__SET TASK__.
Copy out all lines of the records in which the word "name" appears.
[start of DATA]
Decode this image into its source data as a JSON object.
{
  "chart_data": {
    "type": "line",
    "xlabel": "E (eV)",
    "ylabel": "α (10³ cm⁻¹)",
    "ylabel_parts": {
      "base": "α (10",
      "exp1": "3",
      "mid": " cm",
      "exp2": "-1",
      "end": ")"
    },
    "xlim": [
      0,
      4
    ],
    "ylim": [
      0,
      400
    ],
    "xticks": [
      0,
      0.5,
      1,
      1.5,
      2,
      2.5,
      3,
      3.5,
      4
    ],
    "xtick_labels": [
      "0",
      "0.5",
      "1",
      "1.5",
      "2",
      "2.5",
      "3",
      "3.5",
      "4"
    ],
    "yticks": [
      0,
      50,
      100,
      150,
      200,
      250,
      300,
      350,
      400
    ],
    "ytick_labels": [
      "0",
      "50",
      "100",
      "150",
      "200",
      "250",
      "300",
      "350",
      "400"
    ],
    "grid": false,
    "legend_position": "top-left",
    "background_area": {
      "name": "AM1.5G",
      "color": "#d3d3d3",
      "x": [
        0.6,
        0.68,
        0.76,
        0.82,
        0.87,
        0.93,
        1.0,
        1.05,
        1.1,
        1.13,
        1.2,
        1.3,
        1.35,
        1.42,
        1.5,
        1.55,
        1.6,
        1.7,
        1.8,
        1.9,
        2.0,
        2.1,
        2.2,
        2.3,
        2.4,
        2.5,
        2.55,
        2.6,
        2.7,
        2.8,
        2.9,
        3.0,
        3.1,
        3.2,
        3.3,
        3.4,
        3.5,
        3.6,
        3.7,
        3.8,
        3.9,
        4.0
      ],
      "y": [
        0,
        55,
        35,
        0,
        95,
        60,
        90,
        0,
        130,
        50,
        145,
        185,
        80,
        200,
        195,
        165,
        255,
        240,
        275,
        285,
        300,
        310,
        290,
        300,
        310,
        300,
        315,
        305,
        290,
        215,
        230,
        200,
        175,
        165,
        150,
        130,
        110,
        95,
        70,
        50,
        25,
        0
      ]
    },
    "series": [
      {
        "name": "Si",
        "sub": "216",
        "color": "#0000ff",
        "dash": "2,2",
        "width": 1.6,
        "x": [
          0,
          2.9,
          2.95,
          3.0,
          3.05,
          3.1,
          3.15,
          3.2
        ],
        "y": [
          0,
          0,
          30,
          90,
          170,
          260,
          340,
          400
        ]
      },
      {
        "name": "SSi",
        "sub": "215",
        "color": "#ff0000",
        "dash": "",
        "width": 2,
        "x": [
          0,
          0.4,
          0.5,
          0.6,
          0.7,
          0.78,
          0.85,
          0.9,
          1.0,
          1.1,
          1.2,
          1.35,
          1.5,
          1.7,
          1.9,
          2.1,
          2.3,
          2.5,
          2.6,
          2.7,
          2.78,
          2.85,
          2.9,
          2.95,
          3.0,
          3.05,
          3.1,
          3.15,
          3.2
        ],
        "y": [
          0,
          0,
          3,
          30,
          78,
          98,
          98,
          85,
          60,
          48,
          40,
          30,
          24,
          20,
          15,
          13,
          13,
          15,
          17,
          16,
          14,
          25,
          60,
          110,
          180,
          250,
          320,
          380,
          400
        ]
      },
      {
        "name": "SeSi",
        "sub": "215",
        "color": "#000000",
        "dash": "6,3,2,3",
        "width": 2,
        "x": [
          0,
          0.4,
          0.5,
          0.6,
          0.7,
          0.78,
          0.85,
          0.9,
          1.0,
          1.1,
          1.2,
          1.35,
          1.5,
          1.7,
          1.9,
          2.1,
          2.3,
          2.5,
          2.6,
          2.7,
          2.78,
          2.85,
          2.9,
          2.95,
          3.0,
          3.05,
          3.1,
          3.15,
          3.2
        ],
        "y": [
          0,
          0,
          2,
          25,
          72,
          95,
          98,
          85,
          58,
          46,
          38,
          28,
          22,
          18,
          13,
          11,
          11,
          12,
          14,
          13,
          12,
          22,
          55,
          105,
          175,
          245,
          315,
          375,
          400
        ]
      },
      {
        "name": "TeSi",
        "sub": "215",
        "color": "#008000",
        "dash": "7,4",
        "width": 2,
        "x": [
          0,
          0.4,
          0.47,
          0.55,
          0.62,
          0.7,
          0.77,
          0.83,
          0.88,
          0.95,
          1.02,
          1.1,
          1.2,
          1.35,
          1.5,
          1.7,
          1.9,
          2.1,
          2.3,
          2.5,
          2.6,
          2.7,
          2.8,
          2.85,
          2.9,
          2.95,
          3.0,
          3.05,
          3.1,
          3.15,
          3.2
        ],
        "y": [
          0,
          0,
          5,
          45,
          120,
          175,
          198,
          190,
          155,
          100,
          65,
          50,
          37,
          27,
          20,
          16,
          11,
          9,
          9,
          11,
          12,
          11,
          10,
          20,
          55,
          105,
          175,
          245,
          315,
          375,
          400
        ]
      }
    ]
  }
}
[end of DATA]
__FINISHED EXERCISE__.
      "name": "AM1.5G",
        "name": "Si",
        "name": "SSi",
        "name": "SeSi",
        "name": "TeSi",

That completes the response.